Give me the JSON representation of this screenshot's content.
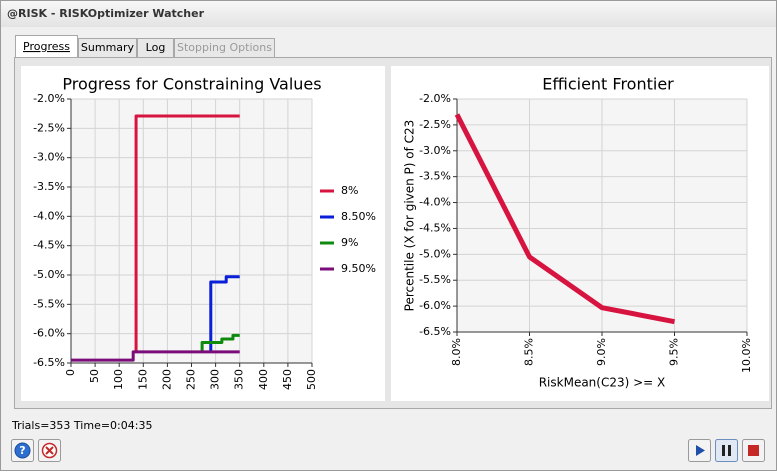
{
  "window": {
    "title": "@RISK - RISKOptimizer Watcher"
  },
  "tabs": [
    {
      "label": "Progress",
      "state": "active"
    },
    {
      "label": "Summary",
      "state": "normal"
    },
    {
      "label": "Log",
      "state": "normal"
    },
    {
      "label": "Stopping Options",
      "state": "disabled"
    }
  ],
  "chart_data": [
    {
      "type": "line",
      "title": "Progress for Constraining Values",
      "xlim": [
        0,
        500
      ],
      "xticks": [
        0,
        50,
        100,
        150,
        200,
        250,
        300,
        350,
        400,
        450,
        500
      ],
      "ylim": [
        -6.5,
        -2.0
      ],
      "yticks": [
        {
          "value": -2.0,
          "label": "-2.0%"
        },
        {
          "value": -2.5,
          "label": "-2.5%"
        },
        {
          "value": -3.0,
          "label": "-3.0%"
        },
        {
          "value": -3.5,
          "label": "-3.5%"
        },
        {
          "value": -4.0,
          "label": "-4.0%"
        },
        {
          "value": -4.5,
          "label": "-4.5%"
        },
        {
          "value": -5.0,
          "label": "-5.0%"
        },
        {
          "value": -5.5,
          "label": "-5.5%"
        },
        {
          "value": -6.0,
          "label": "-6.0%"
        },
        {
          "value": -6.5,
          "label": "-6.5%"
        }
      ],
      "grid": true,
      "legend": "right",
      "series": [
        {
          "name": "8%",
          "color": "#d7143f",
          "x": [
            135,
            135,
            350
          ],
          "values": [
            -6.31,
            -2.29,
            -2.29
          ]
        },
        {
          "name": "8.50%",
          "color": "#0a1fd8",
          "x": [
            290,
            290,
            322,
            322,
            350
          ],
          "values": [
            -6.31,
            -5.12,
            -5.12,
            -5.03,
            -5.03
          ]
        },
        {
          "name": "9%",
          "color": "#0f8a0f",
          "x": [
            272,
            272,
            313,
            313,
            336,
            336,
            350
          ],
          "values": [
            -6.31,
            -6.15,
            -6.15,
            -6.09,
            -6.09,
            -6.03,
            -6.03
          ]
        },
        {
          "name": "9.50%",
          "color": "#7a0d79",
          "x": [
            0,
            129,
            129,
            350
          ],
          "values": [
            -6.45,
            -6.45,
            -6.31,
            -6.31
          ]
        }
      ]
    },
    {
      "type": "line",
      "title": "Efficient Frontier",
      "x_label": "RiskMean(C23) >= X",
      "y_label": "Percentile (X for given P) of C23",
      "xlim": [
        8.0,
        10.0
      ],
      "xticks": [
        {
          "value": 8.0,
          "label": "8.0%"
        },
        {
          "value": 8.5,
          "label": "8.5%"
        },
        {
          "value": 9.0,
          "label": "9.0%"
        },
        {
          "value": 9.5,
          "label": "9.5%"
        },
        {
          "value": 10.0,
          "label": "10.0%"
        }
      ],
      "ylim": [
        -6.5,
        -2.0
      ],
      "yticks": [
        {
          "value": -2.0,
          "label": "-2.0%"
        },
        {
          "value": -2.5,
          "label": "-2.5%"
        },
        {
          "value": -3.0,
          "label": "-3.0%"
        },
        {
          "value": -3.5,
          "label": "-3.5%"
        },
        {
          "value": -4.0,
          "label": "-4.0%"
        },
        {
          "value": -4.5,
          "label": "-4.5%"
        },
        {
          "value": -5.0,
          "label": "-5.0%"
        },
        {
          "value": -5.5,
          "label": "-5.5%"
        },
        {
          "value": -6.0,
          "label": "-6.0%"
        },
        {
          "value": -6.5,
          "label": "-6.5%"
        }
      ],
      "grid": true,
      "series": [
        {
          "color": "#d7143f",
          "x": [
            8.0,
            8.5,
            9.0,
            9.5
          ],
          "values": [
            -2.3,
            -5.05,
            -6.03,
            -6.3
          ]
        }
      ]
    }
  ],
  "status": "Trials=353 Time=0:04:35"
}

Stated exercise:
State how many lines in the entries above include the word "title"; reply with the number alone.

The output:
3